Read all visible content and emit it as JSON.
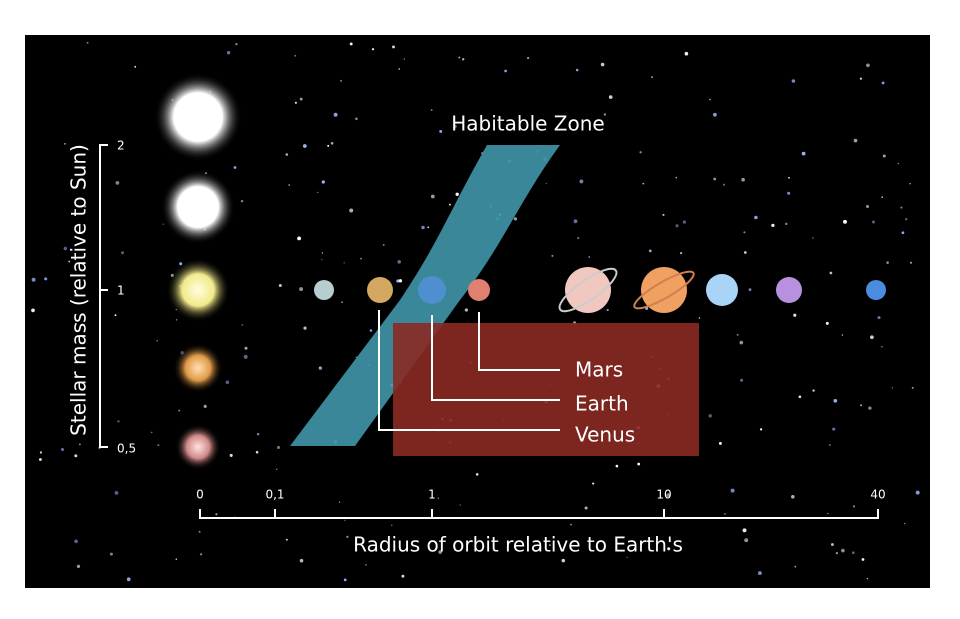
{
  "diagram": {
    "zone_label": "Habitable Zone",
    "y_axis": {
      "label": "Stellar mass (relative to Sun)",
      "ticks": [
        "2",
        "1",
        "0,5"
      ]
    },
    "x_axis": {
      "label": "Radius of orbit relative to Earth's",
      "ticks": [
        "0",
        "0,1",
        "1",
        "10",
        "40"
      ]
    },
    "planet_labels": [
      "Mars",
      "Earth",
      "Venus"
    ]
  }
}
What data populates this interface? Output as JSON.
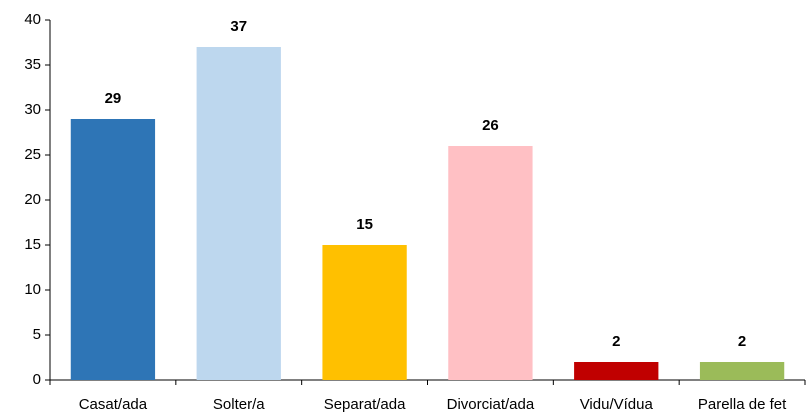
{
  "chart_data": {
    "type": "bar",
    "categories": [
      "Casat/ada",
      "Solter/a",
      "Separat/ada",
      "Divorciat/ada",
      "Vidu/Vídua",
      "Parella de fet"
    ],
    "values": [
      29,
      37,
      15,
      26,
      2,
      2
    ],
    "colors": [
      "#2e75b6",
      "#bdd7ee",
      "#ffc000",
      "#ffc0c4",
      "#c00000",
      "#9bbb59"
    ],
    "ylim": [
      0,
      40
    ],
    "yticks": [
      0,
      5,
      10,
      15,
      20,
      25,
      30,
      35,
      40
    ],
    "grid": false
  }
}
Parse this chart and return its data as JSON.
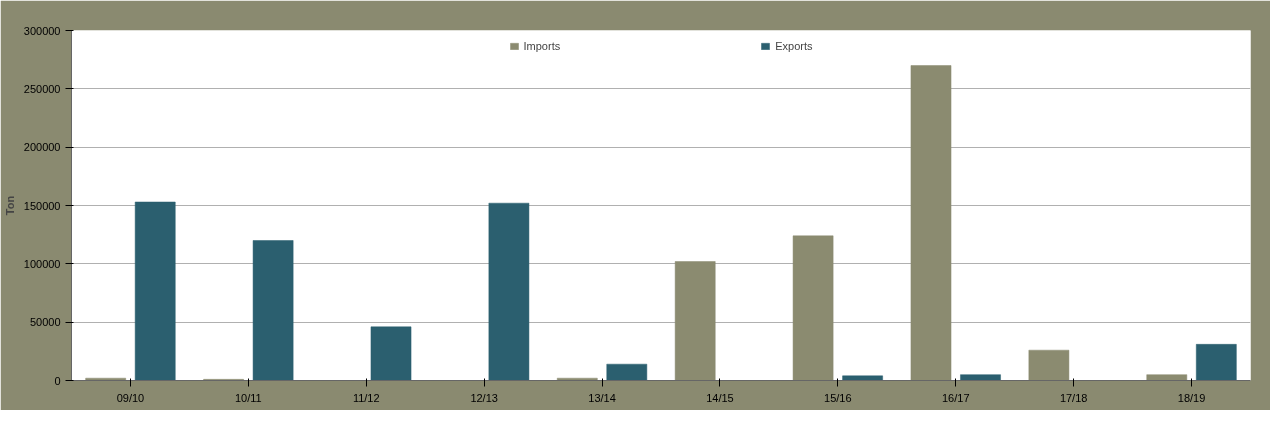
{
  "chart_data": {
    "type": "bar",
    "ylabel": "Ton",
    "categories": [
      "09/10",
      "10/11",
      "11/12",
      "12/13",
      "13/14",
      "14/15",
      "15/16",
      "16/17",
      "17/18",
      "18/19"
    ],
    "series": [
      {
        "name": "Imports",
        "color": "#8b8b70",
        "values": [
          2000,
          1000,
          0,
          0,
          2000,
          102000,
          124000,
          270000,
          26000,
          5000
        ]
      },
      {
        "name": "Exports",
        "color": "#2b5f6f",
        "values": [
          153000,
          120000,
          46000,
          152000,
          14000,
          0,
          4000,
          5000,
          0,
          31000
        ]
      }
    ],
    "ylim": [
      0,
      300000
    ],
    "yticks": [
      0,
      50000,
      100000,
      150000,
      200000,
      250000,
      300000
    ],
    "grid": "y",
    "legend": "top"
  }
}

****************

- SHORT TASK -
Gather each line of the listing containing the word "this" and show it.

- OUTPUT -
What data populates this interface? Output as JSON.
Parse this chart and return its data as JSON.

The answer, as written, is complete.